* _Exercise description_:
All of the data below must be repeated exactly.

* _Data supplied_:
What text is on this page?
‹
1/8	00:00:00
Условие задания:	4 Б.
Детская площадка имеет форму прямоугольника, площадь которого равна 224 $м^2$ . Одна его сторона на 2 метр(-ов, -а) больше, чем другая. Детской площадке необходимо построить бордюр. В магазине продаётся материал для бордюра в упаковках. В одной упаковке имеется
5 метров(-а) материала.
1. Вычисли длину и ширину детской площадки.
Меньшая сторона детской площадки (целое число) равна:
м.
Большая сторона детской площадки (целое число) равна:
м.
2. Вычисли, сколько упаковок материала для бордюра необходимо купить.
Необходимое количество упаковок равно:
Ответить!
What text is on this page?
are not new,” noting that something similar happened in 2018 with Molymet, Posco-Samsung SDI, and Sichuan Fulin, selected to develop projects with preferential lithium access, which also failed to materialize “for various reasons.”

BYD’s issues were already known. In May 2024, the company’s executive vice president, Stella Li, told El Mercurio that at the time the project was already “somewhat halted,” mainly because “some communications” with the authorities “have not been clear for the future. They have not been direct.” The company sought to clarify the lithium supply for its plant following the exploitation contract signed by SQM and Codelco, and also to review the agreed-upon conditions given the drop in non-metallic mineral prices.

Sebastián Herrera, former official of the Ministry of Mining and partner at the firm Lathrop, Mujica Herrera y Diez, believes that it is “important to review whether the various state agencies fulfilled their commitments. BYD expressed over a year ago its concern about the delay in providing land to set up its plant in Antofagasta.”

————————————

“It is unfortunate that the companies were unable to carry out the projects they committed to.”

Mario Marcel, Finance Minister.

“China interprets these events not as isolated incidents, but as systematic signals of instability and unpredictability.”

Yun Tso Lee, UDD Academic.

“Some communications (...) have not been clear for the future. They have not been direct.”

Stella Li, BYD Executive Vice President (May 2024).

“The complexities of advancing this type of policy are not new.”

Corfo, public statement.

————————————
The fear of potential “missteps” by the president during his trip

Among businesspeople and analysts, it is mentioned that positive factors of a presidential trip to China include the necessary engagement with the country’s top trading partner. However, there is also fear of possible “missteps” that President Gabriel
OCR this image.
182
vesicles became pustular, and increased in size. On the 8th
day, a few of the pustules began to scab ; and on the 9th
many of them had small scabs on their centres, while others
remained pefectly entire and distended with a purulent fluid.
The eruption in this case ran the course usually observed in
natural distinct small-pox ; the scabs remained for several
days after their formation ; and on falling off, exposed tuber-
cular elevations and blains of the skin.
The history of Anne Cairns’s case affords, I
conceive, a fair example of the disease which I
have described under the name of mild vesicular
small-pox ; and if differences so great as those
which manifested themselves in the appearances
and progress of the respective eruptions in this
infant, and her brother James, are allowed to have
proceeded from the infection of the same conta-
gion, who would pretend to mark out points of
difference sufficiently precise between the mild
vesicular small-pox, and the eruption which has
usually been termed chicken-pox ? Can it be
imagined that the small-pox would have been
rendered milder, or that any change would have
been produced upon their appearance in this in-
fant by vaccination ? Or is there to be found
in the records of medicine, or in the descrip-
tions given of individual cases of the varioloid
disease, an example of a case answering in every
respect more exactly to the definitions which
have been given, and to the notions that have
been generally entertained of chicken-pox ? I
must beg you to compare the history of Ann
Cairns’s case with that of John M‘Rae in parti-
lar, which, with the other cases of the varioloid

* _Written answer_:
What text is on this page?
‹
1/8	00:00:00
Условие задания:	4 Б.
Детская площадка имеет форму прямоугольника, площадь которого равна 224 $м^2$ . Одна его сторона на 2 метр(-ов, -а) больше, чем другая. Детской площадке необходимо построить бордюр. В магазине продаётся материал для бордюра в упаковках. В одной упаковке имеется
5 метров(-а) материала.
1. Вычисли длину и ширину детской площадки.
Меньшая сторона детской площадки (целое число) равна:
м.
Большая сторона детской площадки (целое число) равна:
м.
2. Вычисли, сколько упаковок материала для бордюра необходимо купить.
Необходимое количество упаковок равно:
Ответить!
What text is on this page?
are not new,” noting that something similar happened in 2018 with Molymet, Posco-Samsung SDI, and Sichuan Fulin, selected to develop projects with preferential lithium access, which also failed to materialize “for various reasons.”

BYD’s issues were already known. In May 2024, the company’s executive vice president, Stella Li, told El Mercurio that at the time the project was already “somewhat halted,” mainly because “some communications” with the authorities “have not been clear for the future. They have not been direct.” The company sought to clarify the lithium supply for its plant following the exploitation contract signed by SQM and Codelco, and also to review the agreed-upon conditions given the drop in non-metallic mineral prices.

Sebastián Herrera, former official of the Ministry of Mining and partner at the firm Lathrop, Mujica Herrera y Diez, believes that it is “important to review whether the various state agencies fulfilled their commitments. BYD expressed over a year ago its concern about the delay in providing land to set up its plant in Antofagasta.”

————————————

“It is unfortunate that the companies were unable to carry out the projects they committed to.”

Mario Marcel, Finance Minister.

“China interprets these events not as isolated incidents, but as systematic signals of instability and unpredictability.”

Yun Tso Lee, UDD Academic.

“Some communications (...) have not been clear for the future. They have not been direct.”

Stella Li, BYD Executive Vice President (May 2024).

“The complexities of advancing this type of policy are not new.”

Corfo, public statement.

————————————
The fear of potential “missteps” by the president during his trip

Among businesspeople and analysts, it is mentioned that positive factors of a presidential trip to China include the necessary engagement with the country’s top trading partner. However, there is also fear of possible “missteps” that President Gabriel
OCR this image.
182
vesicles became pustular, and increased in size. On the 8th
day, a few of the pustules began to scab ; and on the 9th
many of them had small scabs on their centres, while others
remained pefectly entire and distended with a purulent fluid.
The eruption in this case ran the course usually observed in
natural distinct small-pox ; the scabs remained for several
days after their formation ; and on falling off, exposed tuber-
cular elevations and blains of the skin.
The history of Anne Cairns’s case affords, I
conceive, a fair example of the disease which I
have described under the name of mild vesicular
small-pox ; and if differences so great as those
which manifested themselves in the appearances
and progress of the respective eruptions in this
infant, and her brother James, are allowed to have
proceeded from the infection of the same conta-
gion, who would pretend to mark out points of
difference sufficiently precise between the mild
vesicular small-pox, and the eruption which has
usually been termed chicken-pox ? Can it be
imagined that the small-pox would have been
rendered milder, or that any change would have
been produced upon their appearance in this in-
fant by vaccination ? Or is there to be found
in the records of medicine, or in the descrip-
tions given of individual cases of the varioloid
disease, an example of a case answering in every
respect more exactly to the definitions which
have been given, and to the notions that have
been generally entertained of chicken-pox ? I
must beg you to compare the history of Ann
Cairns’s case with that of John M‘Rae in parti-
lar, which, with the other cases of the varioloid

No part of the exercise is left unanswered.